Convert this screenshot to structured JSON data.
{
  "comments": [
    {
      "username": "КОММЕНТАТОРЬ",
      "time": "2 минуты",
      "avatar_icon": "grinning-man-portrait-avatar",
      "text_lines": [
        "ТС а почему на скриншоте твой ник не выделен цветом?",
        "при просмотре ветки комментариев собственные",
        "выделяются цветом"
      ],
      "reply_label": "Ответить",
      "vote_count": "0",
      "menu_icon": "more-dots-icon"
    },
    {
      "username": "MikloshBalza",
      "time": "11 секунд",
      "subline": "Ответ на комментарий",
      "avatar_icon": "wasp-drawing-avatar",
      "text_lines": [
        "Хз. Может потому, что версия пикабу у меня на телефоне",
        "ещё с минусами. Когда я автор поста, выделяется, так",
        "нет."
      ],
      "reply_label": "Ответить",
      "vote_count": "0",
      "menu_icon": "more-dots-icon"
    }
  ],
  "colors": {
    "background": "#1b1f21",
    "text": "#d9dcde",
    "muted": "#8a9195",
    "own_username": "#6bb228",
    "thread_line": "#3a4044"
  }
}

__Goal__. Write every line of the material above again, exactly.

__Exercise result__.
Convert this screenshot to structured JSON data.
{
  "comments": [
    {
      "username": "КОММЕНТАТОРЬ",
      "time": "2 минуты",
      "avatar_icon": "grinning-man-portrait-avatar",
      "text_lines": [
        "ТС а почему на скриншоте твой ник не выделен цветом?",
        "при просмотре ветки комментариев собственные",
        "выделяются цветом"
      ],
      "reply_label": "Ответить",
      "vote_count": "0",
      "menu_icon": "more-dots-icon"
    },
    {
      "username": "MikloshBalza",
      "time": "11 секунд",
      "subline": "Ответ на комментарий",
      "avatar_icon": "wasp-drawing-avatar",
      "text_lines": [
        "Хз. Может потому, что версия пикабу у меня на телефоне",
        "ещё с минусами. Когда я автор поста, выделяется, так",
        "нет."
      ],
      "reply_label": "Ответить",
      "vote_count": "0",
      "menu_icon": "more-dots-icon"
    }
  ],
  "colors": {
    "background": "#1b1f21",
    "text": "#d9dcde",
    "muted": "#8a9195",
    "own_username": "#6bb228",
    "thread_line": "#3a4044"
  }
}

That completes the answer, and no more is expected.